Given instruction
Write out the whole listing again, exactly as given.

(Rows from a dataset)
⁂

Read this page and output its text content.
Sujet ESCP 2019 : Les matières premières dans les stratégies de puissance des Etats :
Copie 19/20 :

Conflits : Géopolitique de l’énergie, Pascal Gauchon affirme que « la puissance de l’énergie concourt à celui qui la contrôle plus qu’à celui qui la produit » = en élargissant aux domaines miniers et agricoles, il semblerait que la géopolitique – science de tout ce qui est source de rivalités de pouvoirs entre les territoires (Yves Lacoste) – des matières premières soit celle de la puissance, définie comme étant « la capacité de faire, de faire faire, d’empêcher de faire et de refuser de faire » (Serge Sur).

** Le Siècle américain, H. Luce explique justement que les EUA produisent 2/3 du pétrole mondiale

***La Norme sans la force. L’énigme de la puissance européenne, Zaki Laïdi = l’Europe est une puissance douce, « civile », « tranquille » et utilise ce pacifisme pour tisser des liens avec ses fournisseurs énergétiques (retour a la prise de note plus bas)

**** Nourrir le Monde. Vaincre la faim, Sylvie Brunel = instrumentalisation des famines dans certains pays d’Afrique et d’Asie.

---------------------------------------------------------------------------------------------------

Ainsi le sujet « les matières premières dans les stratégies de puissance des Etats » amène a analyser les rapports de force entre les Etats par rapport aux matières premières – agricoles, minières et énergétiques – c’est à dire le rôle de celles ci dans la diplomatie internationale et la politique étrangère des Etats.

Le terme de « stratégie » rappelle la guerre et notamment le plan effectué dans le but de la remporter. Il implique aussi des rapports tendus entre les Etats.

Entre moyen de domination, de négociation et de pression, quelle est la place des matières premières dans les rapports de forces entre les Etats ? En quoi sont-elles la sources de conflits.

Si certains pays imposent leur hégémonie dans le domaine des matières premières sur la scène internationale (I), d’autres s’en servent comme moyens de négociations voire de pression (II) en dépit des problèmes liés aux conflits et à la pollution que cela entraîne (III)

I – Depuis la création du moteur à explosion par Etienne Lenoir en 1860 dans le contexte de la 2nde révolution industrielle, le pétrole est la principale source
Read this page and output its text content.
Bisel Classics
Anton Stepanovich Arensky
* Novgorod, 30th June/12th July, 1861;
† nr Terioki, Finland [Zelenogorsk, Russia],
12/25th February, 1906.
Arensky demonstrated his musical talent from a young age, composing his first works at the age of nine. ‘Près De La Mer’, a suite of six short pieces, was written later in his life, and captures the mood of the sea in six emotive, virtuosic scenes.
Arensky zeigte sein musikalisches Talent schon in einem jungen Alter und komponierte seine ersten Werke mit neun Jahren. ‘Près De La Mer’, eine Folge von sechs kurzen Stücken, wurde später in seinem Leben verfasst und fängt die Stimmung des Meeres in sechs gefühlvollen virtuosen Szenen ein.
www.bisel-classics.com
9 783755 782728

⁂

The result
Read this page and output its text content.
Sujet ESCP 2019 : Les matières premières dans les stratégies de puissance des Etats :
Copie 19/20 :

Conflits : Géopolitique de l’énergie, Pascal Gauchon affirme que « la puissance de l’énergie concourt à celui qui la contrôle plus qu’à celui qui la produit » = en élargissant aux domaines miniers et agricoles, il semblerait que la géopolitique – science de tout ce qui est source de rivalités de pouvoirs entre les territoires (Yves Lacoste) – des matières premières soit celle de la puissance, définie comme étant « la capacité de faire, de faire faire, d’empêcher de faire et de refuser de faire » (Serge Sur).

** Le Siècle américain, H. Luce explique justement que les EUA produisent 2/3 du pétrole mondiale

***La Norme sans la force. L’énigme de la puissance européenne, Zaki Laïdi = l’Europe est une puissance douce, « civile », « tranquille » et utilise ce pacifisme pour tisser des liens avec ses fournisseurs énergétiques (retour a la prise de note plus bas)

**** Nourrir le Monde. Vaincre la faim, Sylvie Brunel = instrumentalisation des famines dans certains pays d’Afrique et d’Asie.

---------------------------------------------------------------------------------------------------

Ainsi le sujet « les matières premières dans les stratégies de puissance des Etats » amène a analyser les rapports de force entre les Etats par rapport aux matières premières – agricoles, minières et énergétiques – c’est à dire le rôle de celles ci dans la diplomatie internationale et la politique étrangère des Etats.

Le terme de « stratégie » rappelle la guerre et notamment le plan effectué dans le but de la remporter. Il implique aussi des rapports tendus entre les Etats.

Entre moyen de domination, de négociation et de pression, quelle est la place des matières premières dans les rapports de forces entre les Etats ? En quoi sont-elles la sources de conflits.

Si certains pays imposent leur hégémonie dans le domaine des matières premières sur la scène internationale (I), d’autres s’en servent comme moyens de négociations voire de pression (II) en dépit des problèmes liés aux conflits et à la pollution que cela entraîne (III)

I – Depuis la création du moteur à explosion par Etienne Lenoir en 1860 dans le contexte de la 2nde révolution industrielle, le pétrole est la principale source
Read this page and output its text content.
Bisel Classics
Anton Stepanovich Arensky
* Novgorod, 30th June/12th July, 1861;
† nr Terioki, Finland [Zelenogorsk, Russia],
12/25th February, 1906.
Arensky demonstrated his musical talent from a young age, composing his first works at the age of nine. ‘Près De La Mer’, a suite of six short pieces, was written later in his life, and captures the mood of the sea in six emotive, virtuosic scenes.
Arensky zeigte sein musikalisches Talent schon in einem jungen Alter und komponierte seine ersten Werke mit neun Jahren. ‘Près De La Mer’, eine Folge von sechs kurzen Stücken, wurde später in seinem Leben verfasst und fängt die Stimmung des Meeres in sechs gefühlvollen virtuosen Szenen ein.
www.bisel-classics.com
9 783755 782728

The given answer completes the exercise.